— begin —

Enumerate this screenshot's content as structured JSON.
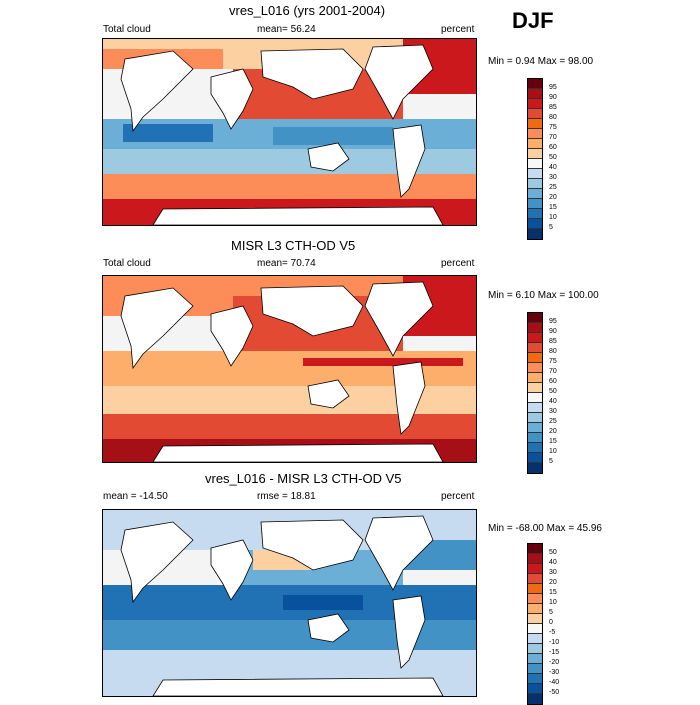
{
  "season": "DJF",
  "panels": [
    {
      "title": "vres_L016 (yrs 2001-2004)",
      "left_label": "Total cloud",
      "center_label": "mean=  56.24",
      "right_label": "percent",
      "minmax": "Min =   0.94 Max =  98.00",
      "colorbar": {
        "ticks": [
          "95",
          "90",
          "85",
          "80",
          "75",
          "70",
          "60",
          "50",
          "40",
          "30",
          "25",
          "20",
          "15",
          "10",
          "5"
        ],
        "colors": [
          "#67000d",
          "#a50f15",
          "#cb181d",
          "#e34a33",
          "#f16913",
          "#fc8d59",
          "#fdae6b",
          "#fdd0a2",
          "#f7f7f7",
          "#c6dbef",
          "#9ecae1",
          "#6baed6",
          "#4292c6",
          "#2171b5",
          "#08519c",
          "#08306b"
        ]
      }
    },
    {
      "title": "MISR L3 CTH-OD V5",
      "left_label": "Total cloud",
      "center_label": "mean=  70.74",
      "right_label": "percent",
      "minmax": "Min =   6.10 Max = 100.00",
      "colorbar": {
        "ticks": [
          "95",
          "90",
          "85",
          "80",
          "75",
          "70",
          "60",
          "50",
          "40",
          "30",
          "25",
          "20",
          "15",
          "10",
          "5"
        ],
        "colors": [
          "#67000d",
          "#a50f15",
          "#cb181d",
          "#e34a33",
          "#f16913",
          "#fc8d59",
          "#fdae6b",
          "#fdd0a2",
          "#f7f7f7",
          "#c6dbef",
          "#9ecae1",
          "#6baed6",
          "#4292c6",
          "#2171b5",
          "#08519c",
          "#08306b"
        ]
      }
    },
    {
      "title": "vres_L016 - MISR L3 CTH-OD V5",
      "left_label": "mean = -14.50",
      "center_label": "rmse =  18.81",
      "right_label": "percent",
      "minmax": "Min = -68.00 Max =  45.96",
      "colorbar": {
        "ticks": [
          "50",
          "40",
          "30",
          "20",
          "15",
          "10",
          "5",
          "0",
          "-5",
          "-10",
          "-15",
          "-20",
          "-30",
          "-40",
          "-50"
        ],
        "colors": [
          "#67000d",
          "#a50f15",
          "#cb181d",
          "#e34a33",
          "#f16913",
          "#fc8d59",
          "#fdae6b",
          "#fdd0a2",
          "#f7f7f7",
          "#c6dbef",
          "#9ecae1",
          "#6baed6",
          "#4292c6",
          "#2171b5",
          "#08519c",
          "#08306b"
        ]
      }
    }
  ]
}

— end —

→ Task statement
Show the lines of the material that contain the word "MISR".

→ Exercise result
      "title": "MISR L3 CTH-OD V5",
      "title": "vres_L016 - MISR L3 CTH-OD V5",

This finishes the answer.